Task requirements
Return the part of the material that opens with its first line and closes with the line containing "value-label: 68,3 <box>207 180 232 195</box>", reproducing every line unchanged.

Available data
● ● ● ● ●

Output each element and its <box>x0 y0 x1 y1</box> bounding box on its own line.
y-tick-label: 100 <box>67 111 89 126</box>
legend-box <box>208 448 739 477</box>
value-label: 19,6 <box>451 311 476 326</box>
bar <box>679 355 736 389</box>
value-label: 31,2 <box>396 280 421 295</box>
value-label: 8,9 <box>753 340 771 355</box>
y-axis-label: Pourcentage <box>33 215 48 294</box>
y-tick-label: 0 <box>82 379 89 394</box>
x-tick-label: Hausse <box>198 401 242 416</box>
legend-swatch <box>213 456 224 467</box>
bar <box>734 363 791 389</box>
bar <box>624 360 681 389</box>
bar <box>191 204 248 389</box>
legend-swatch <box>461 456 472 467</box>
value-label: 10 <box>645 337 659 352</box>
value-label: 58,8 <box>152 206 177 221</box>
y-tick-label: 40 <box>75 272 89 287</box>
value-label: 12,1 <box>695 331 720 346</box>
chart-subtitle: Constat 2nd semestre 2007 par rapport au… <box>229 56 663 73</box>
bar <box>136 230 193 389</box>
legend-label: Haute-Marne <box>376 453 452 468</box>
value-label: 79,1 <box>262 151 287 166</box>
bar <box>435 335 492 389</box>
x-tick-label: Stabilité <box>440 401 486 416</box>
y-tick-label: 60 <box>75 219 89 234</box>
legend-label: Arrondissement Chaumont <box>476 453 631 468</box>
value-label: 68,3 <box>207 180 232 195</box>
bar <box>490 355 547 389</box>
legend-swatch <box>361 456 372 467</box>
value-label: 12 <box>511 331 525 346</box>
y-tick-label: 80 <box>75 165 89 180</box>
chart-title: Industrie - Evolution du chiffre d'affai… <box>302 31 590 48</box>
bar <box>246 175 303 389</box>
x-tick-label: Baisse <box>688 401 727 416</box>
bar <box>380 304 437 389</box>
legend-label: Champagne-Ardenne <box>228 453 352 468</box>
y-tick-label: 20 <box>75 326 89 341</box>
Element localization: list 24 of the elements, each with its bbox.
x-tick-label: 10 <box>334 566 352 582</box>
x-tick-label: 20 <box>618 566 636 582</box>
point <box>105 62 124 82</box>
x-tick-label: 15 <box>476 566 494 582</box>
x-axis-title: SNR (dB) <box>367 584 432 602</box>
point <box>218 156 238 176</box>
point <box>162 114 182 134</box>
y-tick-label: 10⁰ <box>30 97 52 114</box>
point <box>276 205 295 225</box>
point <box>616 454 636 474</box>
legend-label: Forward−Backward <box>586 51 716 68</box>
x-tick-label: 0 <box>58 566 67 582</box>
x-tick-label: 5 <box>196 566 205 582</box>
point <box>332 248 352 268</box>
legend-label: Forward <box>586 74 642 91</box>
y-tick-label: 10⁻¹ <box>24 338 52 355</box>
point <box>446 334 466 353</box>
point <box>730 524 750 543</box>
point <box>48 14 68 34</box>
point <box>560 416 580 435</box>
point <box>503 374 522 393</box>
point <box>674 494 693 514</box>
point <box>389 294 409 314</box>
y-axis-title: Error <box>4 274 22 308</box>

● ● ● ● ●

Reply
Output each element and its <box>x0 y0 x1 y1</box> bounding box on its own line.
y-tick-label: 100 <box>67 111 89 126</box>
legend-box <box>208 448 739 477</box>
value-label: 19,6 <box>451 311 476 326</box>
bar <box>679 355 736 389</box>
value-label: 31,2 <box>396 280 421 295</box>
value-label: 8,9 <box>753 340 771 355</box>
y-axis-label: Pourcentage <box>33 215 48 294</box>
y-tick-label: 0 <box>82 379 89 394</box>
x-tick-label: Hausse <box>198 401 242 416</box>
legend-swatch <box>213 456 224 467</box>
bar <box>734 363 791 389</box>
bar <box>624 360 681 389</box>
bar <box>191 204 248 389</box>
legend-swatch <box>461 456 472 467</box>
value-label: 10 <box>645 337 659 352</box>
value-label: 58,8 <box>152 206 177 221</box>
y-tick-label: 40 <box>75 272 89 287</box>
value-label: 12,1 <box>695 331 720 346</box>
chart-subtitle: Constat 2nd semestre 2007 par rapport au… <box>229 56 663 73</box>
bar <box>136 230 193 389</box>
legend-label: Haute-Marne <box>376 453 452 468</box>
value-label: 79,1 <box>262 151 287 166</box>
bar <box>435 335 492 389</box>
x-tick-label: Stabilité <box>440 401 486 416</box>
y-tick-label: 60 <box>75 219 89 234</box>
legend-label: Arrondissement Chaumont <box>476 453 631 468</box>
value-label: 68,3 <box>207 180 232 195</box>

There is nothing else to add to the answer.